## START Dataset records

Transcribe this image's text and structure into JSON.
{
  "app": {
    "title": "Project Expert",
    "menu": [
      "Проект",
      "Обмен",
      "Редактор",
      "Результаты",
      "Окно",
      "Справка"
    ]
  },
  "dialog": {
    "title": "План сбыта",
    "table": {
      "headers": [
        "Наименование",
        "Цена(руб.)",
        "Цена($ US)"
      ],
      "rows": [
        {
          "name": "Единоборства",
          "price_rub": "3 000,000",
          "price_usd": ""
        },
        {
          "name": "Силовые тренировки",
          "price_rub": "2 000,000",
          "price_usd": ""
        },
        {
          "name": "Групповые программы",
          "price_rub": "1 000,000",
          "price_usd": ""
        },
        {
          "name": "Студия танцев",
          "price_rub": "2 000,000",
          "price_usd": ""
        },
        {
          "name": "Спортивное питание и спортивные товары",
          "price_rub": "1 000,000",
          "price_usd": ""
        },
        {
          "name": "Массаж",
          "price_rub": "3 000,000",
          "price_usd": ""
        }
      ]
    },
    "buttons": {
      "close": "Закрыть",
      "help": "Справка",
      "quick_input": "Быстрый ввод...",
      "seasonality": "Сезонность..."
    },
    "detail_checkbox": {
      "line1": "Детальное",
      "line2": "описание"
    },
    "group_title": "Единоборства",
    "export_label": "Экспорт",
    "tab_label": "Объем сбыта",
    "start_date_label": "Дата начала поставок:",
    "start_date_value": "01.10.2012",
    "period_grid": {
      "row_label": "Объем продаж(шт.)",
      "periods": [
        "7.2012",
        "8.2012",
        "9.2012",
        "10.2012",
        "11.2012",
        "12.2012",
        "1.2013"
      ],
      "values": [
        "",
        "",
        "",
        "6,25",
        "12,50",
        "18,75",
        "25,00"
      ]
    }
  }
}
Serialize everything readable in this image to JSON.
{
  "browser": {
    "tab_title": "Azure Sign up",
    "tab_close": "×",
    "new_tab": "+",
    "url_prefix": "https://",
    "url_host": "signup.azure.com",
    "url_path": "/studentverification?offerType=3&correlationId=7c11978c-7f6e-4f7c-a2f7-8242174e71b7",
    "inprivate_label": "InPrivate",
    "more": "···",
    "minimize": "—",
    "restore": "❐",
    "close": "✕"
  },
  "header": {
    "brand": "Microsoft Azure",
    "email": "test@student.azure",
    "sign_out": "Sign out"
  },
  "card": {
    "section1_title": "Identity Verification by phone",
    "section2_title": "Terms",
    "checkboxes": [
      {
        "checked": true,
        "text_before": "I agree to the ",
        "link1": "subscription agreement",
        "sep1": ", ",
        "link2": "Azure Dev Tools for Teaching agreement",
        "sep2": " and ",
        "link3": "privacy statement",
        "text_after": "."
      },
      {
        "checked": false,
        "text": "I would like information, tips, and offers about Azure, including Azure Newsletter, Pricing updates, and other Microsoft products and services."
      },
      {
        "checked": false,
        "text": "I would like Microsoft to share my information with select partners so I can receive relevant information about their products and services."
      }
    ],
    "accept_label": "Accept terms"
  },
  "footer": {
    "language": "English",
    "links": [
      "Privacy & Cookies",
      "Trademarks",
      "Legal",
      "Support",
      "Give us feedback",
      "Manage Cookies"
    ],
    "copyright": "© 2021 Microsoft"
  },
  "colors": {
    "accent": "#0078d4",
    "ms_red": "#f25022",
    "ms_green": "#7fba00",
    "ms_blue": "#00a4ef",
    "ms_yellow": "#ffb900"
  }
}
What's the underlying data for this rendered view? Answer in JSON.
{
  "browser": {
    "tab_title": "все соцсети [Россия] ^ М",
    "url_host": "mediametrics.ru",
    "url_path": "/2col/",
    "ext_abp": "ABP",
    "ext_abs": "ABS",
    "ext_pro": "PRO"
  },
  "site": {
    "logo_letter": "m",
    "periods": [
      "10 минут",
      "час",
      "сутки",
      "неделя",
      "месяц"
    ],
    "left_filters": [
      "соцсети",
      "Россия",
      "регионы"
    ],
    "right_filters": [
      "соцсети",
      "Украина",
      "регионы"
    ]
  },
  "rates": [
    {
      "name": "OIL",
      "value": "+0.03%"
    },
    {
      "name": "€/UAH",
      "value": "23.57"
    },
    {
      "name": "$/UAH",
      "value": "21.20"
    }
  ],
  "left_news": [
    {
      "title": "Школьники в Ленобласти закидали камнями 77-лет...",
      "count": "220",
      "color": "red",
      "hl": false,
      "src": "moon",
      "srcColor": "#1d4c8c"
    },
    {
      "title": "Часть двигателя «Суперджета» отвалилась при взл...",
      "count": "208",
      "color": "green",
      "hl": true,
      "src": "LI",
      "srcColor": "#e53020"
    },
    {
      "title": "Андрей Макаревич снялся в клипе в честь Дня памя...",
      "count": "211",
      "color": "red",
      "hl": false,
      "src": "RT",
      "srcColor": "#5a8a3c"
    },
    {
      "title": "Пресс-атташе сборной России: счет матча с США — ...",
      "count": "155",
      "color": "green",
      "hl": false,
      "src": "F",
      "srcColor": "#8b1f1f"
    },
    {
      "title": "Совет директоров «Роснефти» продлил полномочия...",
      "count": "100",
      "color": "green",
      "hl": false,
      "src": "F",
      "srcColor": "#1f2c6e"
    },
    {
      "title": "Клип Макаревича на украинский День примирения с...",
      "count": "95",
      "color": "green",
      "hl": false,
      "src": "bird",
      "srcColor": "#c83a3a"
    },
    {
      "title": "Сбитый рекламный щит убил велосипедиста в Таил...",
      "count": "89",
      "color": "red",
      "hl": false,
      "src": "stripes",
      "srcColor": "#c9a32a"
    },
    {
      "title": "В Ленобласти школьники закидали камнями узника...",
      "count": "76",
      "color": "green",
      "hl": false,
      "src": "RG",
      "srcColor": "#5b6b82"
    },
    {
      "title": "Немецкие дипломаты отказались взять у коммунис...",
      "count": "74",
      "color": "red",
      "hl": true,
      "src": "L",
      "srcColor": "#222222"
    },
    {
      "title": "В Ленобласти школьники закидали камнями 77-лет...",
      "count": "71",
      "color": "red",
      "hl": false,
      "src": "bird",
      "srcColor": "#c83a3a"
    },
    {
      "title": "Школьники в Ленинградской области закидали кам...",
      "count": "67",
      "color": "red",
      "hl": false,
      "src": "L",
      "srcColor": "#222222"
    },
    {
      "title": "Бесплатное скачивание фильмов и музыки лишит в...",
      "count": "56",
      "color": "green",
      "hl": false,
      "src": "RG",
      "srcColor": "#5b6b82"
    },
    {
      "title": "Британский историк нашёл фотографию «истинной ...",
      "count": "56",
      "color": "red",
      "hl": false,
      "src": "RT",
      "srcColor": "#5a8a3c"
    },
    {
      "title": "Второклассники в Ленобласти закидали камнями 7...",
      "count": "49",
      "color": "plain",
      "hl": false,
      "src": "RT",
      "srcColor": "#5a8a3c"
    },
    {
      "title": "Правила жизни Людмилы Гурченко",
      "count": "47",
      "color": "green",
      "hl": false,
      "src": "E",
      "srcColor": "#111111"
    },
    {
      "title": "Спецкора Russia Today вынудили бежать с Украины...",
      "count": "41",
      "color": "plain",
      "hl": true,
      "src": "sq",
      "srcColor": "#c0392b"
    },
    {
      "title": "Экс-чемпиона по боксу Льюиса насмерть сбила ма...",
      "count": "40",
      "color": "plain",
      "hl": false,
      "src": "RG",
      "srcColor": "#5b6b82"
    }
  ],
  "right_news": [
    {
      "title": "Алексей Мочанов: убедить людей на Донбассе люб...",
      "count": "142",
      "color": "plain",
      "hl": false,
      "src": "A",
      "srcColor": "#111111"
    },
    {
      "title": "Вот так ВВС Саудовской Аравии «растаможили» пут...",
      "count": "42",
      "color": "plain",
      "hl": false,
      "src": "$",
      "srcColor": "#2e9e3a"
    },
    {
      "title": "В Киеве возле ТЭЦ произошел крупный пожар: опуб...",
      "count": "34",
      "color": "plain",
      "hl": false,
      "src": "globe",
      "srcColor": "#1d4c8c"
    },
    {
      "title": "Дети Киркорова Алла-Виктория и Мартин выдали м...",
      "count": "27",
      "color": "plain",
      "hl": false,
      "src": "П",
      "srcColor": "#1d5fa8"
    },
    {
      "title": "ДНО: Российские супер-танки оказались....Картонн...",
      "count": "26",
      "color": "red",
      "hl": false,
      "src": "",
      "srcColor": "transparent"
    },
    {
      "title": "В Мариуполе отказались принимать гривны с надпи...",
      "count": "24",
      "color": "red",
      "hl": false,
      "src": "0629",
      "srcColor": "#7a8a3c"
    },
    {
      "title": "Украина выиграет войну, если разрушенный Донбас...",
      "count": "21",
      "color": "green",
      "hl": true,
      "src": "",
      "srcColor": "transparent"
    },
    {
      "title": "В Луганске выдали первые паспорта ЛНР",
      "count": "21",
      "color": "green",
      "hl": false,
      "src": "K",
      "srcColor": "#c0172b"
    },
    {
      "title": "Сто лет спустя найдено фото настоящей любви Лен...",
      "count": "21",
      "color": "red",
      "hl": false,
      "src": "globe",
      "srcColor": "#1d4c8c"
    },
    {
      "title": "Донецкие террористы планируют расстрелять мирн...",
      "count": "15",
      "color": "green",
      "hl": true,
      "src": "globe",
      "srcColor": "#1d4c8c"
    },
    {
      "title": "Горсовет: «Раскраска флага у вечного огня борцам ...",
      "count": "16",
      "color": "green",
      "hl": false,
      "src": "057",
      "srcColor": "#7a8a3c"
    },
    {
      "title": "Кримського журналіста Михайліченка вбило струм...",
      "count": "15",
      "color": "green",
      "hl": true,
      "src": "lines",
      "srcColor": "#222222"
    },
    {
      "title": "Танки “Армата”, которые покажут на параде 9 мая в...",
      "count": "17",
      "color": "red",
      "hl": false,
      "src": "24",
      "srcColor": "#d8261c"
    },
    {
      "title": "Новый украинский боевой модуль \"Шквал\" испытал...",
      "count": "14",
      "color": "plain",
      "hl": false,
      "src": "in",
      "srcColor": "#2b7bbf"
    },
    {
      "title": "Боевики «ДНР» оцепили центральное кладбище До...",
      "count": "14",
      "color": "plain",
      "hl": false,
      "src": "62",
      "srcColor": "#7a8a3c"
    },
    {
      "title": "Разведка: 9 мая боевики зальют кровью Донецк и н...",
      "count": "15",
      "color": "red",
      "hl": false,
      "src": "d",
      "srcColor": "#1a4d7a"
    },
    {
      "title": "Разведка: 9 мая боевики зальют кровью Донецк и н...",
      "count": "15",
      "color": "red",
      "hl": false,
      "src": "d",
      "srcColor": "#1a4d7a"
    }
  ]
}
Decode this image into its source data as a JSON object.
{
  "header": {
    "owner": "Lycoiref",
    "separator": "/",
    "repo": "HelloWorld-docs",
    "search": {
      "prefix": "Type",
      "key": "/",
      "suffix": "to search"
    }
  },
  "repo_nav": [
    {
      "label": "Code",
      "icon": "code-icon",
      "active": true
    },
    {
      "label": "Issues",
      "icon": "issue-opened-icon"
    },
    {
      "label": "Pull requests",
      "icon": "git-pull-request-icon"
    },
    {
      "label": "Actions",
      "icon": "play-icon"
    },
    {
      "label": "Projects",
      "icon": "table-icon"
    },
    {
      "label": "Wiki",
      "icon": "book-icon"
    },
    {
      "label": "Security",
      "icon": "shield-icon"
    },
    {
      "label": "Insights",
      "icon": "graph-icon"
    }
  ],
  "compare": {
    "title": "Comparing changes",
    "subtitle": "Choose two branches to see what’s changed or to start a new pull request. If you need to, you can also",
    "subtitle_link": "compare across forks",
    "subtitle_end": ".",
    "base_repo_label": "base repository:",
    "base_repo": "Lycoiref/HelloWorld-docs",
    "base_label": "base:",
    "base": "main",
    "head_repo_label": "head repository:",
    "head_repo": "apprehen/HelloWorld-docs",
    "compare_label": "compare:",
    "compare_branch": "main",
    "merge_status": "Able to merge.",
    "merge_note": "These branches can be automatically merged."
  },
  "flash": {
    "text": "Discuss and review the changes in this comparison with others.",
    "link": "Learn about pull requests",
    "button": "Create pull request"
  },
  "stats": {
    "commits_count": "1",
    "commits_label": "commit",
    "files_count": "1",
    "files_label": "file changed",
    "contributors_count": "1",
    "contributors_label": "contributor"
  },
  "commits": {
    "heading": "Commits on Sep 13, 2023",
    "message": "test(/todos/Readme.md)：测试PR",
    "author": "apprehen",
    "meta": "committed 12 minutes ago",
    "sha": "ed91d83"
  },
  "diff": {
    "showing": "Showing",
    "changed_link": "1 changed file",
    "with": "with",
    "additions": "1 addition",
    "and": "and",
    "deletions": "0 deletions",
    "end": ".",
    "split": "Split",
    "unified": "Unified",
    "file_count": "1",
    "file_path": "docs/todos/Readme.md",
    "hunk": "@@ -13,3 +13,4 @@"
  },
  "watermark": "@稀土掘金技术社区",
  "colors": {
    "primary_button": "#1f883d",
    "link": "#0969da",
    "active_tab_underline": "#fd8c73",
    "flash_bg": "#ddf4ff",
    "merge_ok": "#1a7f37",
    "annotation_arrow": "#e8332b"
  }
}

## END Dataset records

■ What this task involves:
Copy whichever lines in the listing above contain the word "Объем".

■ Result below:
    "tab_label": "Объем сбыта",
      "row_label": "Объем продаж(шт.)",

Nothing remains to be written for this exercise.